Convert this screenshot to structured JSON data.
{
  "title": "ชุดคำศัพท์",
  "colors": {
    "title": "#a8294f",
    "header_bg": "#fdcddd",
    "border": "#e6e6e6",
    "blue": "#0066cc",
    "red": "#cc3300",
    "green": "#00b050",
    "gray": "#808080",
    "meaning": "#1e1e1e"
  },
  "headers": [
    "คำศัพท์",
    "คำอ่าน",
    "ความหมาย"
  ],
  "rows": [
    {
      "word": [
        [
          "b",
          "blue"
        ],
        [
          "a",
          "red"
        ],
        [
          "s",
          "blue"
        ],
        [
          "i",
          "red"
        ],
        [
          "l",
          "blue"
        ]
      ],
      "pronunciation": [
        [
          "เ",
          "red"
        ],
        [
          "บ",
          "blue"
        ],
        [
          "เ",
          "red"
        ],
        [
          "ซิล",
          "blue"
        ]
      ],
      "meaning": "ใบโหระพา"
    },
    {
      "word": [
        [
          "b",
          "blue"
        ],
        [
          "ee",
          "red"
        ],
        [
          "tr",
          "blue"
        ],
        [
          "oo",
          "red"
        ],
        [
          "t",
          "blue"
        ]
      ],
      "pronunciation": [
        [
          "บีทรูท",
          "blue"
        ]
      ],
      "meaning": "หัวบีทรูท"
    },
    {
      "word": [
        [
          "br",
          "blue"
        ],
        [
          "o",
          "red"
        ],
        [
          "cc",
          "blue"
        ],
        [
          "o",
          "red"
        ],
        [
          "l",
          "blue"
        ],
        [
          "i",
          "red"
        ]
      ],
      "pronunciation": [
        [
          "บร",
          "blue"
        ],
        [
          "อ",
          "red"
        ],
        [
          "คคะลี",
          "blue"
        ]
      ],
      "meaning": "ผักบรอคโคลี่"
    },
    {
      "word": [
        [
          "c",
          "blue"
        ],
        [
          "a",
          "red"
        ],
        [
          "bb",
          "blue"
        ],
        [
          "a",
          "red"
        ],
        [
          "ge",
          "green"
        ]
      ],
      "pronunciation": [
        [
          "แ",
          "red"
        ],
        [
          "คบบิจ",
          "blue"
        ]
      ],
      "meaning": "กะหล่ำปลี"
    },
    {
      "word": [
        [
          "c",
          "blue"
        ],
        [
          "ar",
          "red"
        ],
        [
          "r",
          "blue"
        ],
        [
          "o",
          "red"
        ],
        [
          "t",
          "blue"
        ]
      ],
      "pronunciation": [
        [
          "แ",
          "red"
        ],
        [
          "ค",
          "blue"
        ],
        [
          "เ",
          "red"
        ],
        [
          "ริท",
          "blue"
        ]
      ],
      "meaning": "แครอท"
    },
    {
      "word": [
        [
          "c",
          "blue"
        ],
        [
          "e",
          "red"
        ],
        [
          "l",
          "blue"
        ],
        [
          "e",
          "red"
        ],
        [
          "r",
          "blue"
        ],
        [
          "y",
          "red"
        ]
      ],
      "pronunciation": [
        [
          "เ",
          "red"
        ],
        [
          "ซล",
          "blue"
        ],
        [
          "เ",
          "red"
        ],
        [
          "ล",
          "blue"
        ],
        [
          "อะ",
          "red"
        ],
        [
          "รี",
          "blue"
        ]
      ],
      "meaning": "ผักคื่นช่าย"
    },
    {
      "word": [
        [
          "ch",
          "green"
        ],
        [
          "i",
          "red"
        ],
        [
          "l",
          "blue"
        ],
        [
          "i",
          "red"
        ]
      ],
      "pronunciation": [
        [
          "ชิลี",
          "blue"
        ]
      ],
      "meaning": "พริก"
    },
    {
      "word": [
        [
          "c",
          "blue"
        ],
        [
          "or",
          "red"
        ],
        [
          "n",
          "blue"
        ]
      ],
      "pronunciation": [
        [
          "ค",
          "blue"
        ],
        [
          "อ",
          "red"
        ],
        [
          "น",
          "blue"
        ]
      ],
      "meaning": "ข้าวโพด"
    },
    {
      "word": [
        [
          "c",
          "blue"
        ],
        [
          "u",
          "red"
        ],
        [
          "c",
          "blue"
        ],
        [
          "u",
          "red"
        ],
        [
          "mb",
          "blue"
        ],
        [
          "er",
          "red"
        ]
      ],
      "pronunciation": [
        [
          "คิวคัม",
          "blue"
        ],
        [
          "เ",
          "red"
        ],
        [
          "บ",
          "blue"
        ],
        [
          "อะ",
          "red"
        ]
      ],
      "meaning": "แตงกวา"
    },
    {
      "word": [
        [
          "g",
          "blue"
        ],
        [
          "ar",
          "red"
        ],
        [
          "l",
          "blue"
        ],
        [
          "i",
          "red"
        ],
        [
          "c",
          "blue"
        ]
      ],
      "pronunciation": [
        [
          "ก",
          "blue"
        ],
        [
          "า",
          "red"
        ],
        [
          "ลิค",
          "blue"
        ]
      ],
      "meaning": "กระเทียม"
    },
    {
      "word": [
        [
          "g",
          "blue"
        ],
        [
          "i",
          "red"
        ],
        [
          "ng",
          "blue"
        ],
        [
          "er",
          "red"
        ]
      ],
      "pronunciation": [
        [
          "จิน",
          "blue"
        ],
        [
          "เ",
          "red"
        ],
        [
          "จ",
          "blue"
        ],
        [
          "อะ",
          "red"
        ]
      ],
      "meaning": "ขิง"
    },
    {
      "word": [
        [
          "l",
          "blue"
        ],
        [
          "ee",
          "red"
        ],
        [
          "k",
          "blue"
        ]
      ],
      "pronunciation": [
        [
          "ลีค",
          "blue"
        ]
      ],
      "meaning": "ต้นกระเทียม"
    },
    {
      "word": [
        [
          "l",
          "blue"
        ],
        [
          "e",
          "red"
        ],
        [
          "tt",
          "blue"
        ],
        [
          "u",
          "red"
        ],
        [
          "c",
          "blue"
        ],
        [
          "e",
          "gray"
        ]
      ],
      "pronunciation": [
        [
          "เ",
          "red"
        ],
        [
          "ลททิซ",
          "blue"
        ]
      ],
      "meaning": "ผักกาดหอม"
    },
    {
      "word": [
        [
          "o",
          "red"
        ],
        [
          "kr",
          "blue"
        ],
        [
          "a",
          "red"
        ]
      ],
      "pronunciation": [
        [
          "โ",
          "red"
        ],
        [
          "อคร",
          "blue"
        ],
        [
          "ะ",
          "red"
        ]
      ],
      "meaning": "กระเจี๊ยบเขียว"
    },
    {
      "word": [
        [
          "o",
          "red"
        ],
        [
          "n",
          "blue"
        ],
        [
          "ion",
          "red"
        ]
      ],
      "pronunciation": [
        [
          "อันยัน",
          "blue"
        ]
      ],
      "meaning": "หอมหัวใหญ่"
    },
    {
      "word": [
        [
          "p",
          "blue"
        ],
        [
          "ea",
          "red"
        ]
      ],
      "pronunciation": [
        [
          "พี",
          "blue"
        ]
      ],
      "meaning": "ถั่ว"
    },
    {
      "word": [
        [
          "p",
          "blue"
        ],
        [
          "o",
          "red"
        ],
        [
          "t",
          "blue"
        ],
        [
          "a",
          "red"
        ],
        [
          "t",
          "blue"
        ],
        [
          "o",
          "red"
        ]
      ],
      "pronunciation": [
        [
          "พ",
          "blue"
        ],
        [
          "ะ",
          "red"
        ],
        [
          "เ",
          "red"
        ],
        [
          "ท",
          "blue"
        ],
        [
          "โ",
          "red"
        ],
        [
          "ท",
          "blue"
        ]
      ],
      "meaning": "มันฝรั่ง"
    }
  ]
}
- - - - - - -
■ **Exercise**:
From the preceding material, extract every line exactly.

■ **Full output**:
Convert this screenshot to structured JSON data.
{
  "title": "ชุดคำศัพท์",
  "colors": {
    "title": "#a8294f",
    "header_bg": "#fdcddd",
    "border": "#e6e6e6",
    "blue": "#0066cc",
    "red": "#cc3300",
    "green": "#00b050",
    "gray": "#808080",
    "meaning": "#1e1e1e"
  },
  "headers": [
    "คำศัพท์",
    "คำอ่าน",
    "ความหมาย"
  ],
  "rows": [
    {
      "word": [
        [
          "b",
          "blue"
        ],
        [
          "a",
          "red"
        ],
        [
          "s",
          "blue"
        ],
        [
          "i",
          "red"
        ],
        [
          "l",
          "blue"
        ]
      ],
      "pronunciation": [
        [
          "เ",
          "red"
        ],
        [
          "บ",
          "blue"
        ],
        [
          "เ",
          "red"
        ],
        [
          "ซิล",
          "blue"
        ]
      ],
      "meaning": "ใบโหระพา"
    },
    {
      "word": [
        [
          "b",
          "blue"
        ],
        [
          "ee",
          "red"
        ],
        [
          "tr",
          "blue"
        ],
        [
          "oo",
          "red"
        ],
        [
          "t",
          "blue"
        ]
      ],
      "pronunciation": [
        [
          "บีทรูท",
          "blue"
        ]
      ],
      "meaning": "หัวบีทรูท"
    },
    {
      "word": [
        [
          "br",
          "blue"
        ],
        [
          "o",
          "red"
        ],
        [
          "cc",
          "blue"
        ],
        [
          "o",
          "red"
        ],
        [
          "l",
          "blue"
        ],
        [
          "i",
          "red"
        ]
      ],
      "pronunciation": [
        [
          "บร",
          "blue"
        ],
        [
          "อ",
          "red"
        ],
        [
          "คคะลี",
          "blue"
        ]
      ],
      "meaning": "ผักบรอคโคลี่"
    },
    {
      "word": [
        [
          "c",
          "blue"
        ],
        [
          "a",
          "red"
        ],
        [
          "bb",
          "blue"
        ],
        [
          "a",
          "red"
        ],
        [
          "ge",
          "green"
        ]
      ],
      "pronunciation": [
        [
          "แ",
          "red"
        ],
        [
          "คบบิจ",
          "blue"
        ]
      ],
      "meaning": "กะหล่ำปลี"
    },
    {
      "word": [
        [
          "c",
          "blue"
        ],
        [
          "ar",
          "red"
        ],
        [
          "r",
          "blue"
        ],
        [
          "o",
          "red"
        ],
        [
          "t",
          "blue"
        ]
      ],
      "pronunciation": [
        [
          "แ",
          "red"
        ],
        [
          "ค",
          "blue"
        ],
        [
          "เ",
          "red"
        ],
        [
          "ริท",
          "blue"
        ]
      ],
      "meaning": "แครอท"
    },
    {
      "word": [
        [
          "c",
          "blue"
        ],
        [
          "e",
          "red"
        ],
        [
          "l",
          "blue"
        ],
        [
          "e",
          "red"
        ],
        [
          "r",
          "blue"
        ],
        [
          "y",
          "red"
        ]
      ],
      "pronunciation": [
        [
          "เ",
          "red"
        ],
        [
          "ซล",
          "blue"
        ],
        [
          "เ",
          "red"
        ],
        [
          "ล",
          "blue"
        ],
        [
          "อะ",
          "red"
        ],
        [
          "รี",
          "blue"
        ]
      ],
      "meaning": "ผักคื่นช่าย"
    },
    {
      "word": [
        [
          "ch",
          "green"
        ],
        [
          "i",
          "red"
        ],
        [
          "l",
          "blue"
        ],
        [
          "i",
          "red"
        ]
      ],
      "pronunciation": [
        [
          "ชิลี",
          "blue"
        ]
      ],
      "meaning": "พริก"
    },
    {
      "word": [
        [
          "c",
          "blue"
        ],
        [
          "or",
          "red"
        ],
        [
          "n",
          "blue"
        ]
      ],
      "pronunciation": [
        [
          "ค",
          "blue"
        ],
        [
          "อ",
          "red"
        ],
        [
          "น",
          "blue"
        ]
      ],
      "meaning": "ข้าวโพด"
    },
    {
      "word": [
        [
          "c",
          "blue"
        ],
        [
          "u",
          "red"
        ],
        [
          "c",
          "blue"
        ],
        [
          "u",
          "red"
        ],
        [
          "mb",
          "blue"
        ],
        [
          "er",
          "red"
        ]
      ],
      "pronunciation": [
        [
          "คิวคัม",
          "blue"
        ],
        [
          "เ",
          "red"
        ],
        [
          "บ",
          "blue"
        ],
        [
          "อะ",
          "red"
        ]
      ],
      "meaning": "แตงกวา"
    },
    {
      "word": [
        [
          "g",
          "blue"
        ],
        [
          "ar",
          "red"
        ],
        [
          "l",
          "blue"
        ],
        [
          "i",
          "red"
        ],
        [
          "c",
          "blue"
        ]
      ],
      "pronunciation": [
        [
          "ก",
          "blue"
        ],
        [
          "า",
          "red"
        ],
        [
          "ลิค",
          "blue"
        ]
      ],
      "meaning": "กระเทียม"
    },
    {
      "word": [
        [
          "g",
          "blue"
        ],
        [
          "i",
          "red"
        ],
        [
          "ng",
          "blue"
        ],
        [
          "er",
          "red"
        ]
      ],
      "pronunciation": [
        [
          "จิน",
          "blue"
        ],
        [
          "เ",
          "red"
        ],
        [
          "จ",
          "blue"
        ],
        [
          "อะ",
          "red"
        ]
      ],
      "meaning": "ขิง"
    },
    {
      "word": [
        [
          "l",
          "blue"
        ],
        [
          "ee",
          "red"
        ],
        [
          "k",
          "blue"
        ]
      ],
      "pronunciation": [
        [
          "ลีค",
          "blue"
        ]
      ],
      "meaning": "ต้นกระเทียม"
    },
    {
      "word": [
        [
          "l",
          "blue"
        ],
        [
          "e",
          "red"
        ],
        [
          "tt",
          "blue"
        ],
        [
          "u",
          "red"
        ],
        [
          "c",
          "blue"
        ],
        [
          "e",
          "gray"
        ]
      ],
      "pronunciation": [
        [
          "เ",
          "red"
        ],
        [
          "ลททิซ",
          "blue"
        ]
      ],
      "meaning": "ผักกาดหอม"
    },
    {
      "word": [
        [
          "o",
          "red"
        ],
        [
          "kr",
          "blue"
        ],
        [
          "a",
          "red"
        ]
      ],
      "pronunciation": [
        [
          "โ",
          "red"
        ],
        [
          "อคร",
          "blue"
        ],
        [
          "ะ",
          "red"
        ]
      ],
      "meaning": "กระเจี๊ยบเขียว"
    },
    {
      "word": [
        [
          "o",
          "red"
        ],
        [
          "n",
          "blue"
        ],
        [
          "ion",
          "red"
        ]
      ],
      "pronunciation": [
        [
          "อันยัน",
          "blue"
        ]
      ],
      "meaning": "หอมหัวใหญ่"
    },
    {
      "word": [
        [
          "p",
          "blue"
        ],
        [
          "ea",
          "red"
        ]
      ],
      "pronunciation": [
        [
          "พี",
          "blue"
        ]
      ],
      "meaning": "ถั่ว"
    },
    {
      "word": [
        [
          "p",
          "blue"
        ],
        [
          "o",
          "red"
        ],
        [
          "t",
          "blue"
        ],
        [
          "a",
          "red"
        ],
        [
          "t",
          "blue"
        ],
        [
          "o",
          "red"
        ]
      ],
      "pronunciation": [
        [
          "พ",
          "blue"
        ],
        [
          "ะ",
          "red"
        ],
        [
          "เ",
          "red"
        ],
        [
          "ท",
          "blue"
        ],
        [
          "โ",
          "red"
        ],
        [
          "ท",
          "blue"
        ]
      ],
      "meaning": "มันฝรั่ง"
    }
  ]
}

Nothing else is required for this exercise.